(Raw data):
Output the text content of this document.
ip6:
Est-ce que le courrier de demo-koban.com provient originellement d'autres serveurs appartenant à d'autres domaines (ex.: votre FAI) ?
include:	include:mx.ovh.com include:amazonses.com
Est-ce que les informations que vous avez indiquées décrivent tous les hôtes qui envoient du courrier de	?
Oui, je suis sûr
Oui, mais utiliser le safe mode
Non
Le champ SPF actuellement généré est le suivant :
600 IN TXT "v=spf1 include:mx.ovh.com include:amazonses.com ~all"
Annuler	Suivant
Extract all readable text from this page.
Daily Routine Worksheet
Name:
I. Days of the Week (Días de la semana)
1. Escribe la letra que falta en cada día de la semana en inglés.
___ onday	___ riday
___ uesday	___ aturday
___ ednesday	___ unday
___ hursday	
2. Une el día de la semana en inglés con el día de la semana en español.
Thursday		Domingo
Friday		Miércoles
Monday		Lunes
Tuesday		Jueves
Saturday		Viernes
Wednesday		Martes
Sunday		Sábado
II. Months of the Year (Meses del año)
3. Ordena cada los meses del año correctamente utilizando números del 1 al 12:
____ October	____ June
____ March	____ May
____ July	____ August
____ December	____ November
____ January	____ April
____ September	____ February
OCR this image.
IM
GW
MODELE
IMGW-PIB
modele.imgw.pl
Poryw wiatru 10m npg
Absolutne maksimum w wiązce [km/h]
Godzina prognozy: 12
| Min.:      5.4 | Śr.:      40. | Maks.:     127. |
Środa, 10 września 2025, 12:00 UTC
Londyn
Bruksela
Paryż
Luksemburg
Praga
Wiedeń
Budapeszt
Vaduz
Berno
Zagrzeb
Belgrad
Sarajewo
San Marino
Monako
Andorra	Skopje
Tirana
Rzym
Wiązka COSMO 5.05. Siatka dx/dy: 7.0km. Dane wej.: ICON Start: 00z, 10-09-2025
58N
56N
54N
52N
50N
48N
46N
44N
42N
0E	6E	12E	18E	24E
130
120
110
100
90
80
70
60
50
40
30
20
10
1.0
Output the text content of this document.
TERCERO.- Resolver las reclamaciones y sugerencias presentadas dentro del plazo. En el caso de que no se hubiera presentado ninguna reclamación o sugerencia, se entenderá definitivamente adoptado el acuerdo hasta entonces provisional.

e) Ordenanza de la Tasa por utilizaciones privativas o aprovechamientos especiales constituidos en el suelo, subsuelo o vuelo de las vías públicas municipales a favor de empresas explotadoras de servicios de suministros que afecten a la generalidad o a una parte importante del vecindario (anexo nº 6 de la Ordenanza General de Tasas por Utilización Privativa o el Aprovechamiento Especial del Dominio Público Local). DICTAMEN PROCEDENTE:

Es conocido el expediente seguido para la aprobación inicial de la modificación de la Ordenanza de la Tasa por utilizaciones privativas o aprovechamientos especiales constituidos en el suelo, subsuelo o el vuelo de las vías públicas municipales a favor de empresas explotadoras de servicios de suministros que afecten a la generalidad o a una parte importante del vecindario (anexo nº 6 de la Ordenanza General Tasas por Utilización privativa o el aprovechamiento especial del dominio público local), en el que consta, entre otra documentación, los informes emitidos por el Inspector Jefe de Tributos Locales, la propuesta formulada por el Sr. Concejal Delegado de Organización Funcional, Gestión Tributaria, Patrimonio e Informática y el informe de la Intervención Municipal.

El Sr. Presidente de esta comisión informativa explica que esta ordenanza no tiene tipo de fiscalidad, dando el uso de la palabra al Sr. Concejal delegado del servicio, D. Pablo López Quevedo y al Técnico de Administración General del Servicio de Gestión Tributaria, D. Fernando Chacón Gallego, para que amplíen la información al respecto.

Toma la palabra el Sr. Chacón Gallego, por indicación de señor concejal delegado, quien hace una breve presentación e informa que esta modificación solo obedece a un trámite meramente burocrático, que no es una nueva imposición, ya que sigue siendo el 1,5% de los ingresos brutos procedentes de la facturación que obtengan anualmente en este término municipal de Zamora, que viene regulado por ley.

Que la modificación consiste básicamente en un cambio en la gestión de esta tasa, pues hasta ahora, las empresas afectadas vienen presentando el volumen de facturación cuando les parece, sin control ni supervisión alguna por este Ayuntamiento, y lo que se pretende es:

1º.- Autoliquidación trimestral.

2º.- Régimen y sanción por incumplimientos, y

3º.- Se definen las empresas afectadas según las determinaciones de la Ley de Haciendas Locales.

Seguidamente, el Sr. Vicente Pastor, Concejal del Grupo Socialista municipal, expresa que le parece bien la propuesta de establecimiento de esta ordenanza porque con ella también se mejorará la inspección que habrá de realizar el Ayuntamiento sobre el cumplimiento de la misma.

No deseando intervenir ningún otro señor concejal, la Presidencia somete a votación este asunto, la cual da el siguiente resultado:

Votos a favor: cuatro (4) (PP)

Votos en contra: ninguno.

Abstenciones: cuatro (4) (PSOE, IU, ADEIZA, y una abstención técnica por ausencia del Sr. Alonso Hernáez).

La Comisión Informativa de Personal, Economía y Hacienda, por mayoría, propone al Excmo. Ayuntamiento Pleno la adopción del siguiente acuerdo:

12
* * *
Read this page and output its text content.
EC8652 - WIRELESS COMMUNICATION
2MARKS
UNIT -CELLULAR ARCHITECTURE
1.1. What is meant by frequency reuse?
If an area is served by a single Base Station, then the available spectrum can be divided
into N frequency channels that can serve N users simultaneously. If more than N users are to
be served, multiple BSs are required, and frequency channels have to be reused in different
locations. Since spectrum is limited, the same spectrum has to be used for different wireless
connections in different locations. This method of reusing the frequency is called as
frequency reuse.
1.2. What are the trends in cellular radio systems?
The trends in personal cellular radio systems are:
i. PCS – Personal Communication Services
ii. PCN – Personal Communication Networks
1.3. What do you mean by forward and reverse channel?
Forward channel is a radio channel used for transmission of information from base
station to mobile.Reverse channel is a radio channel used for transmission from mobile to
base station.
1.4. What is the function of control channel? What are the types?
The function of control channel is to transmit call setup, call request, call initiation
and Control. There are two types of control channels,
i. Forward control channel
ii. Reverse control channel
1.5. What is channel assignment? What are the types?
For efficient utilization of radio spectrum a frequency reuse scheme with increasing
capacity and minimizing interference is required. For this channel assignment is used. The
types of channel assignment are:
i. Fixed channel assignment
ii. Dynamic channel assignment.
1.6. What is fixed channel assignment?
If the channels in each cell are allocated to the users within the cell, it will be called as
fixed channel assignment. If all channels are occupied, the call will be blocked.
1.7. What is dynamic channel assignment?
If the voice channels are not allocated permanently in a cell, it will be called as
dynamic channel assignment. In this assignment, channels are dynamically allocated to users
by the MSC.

(Required work):
Select the lines from the entries that include the word "function".

(Solution to this exercise):
1.4. What is the function of control channel? What are the types?
The function of control channel is to transmit call setup, call request, call initiation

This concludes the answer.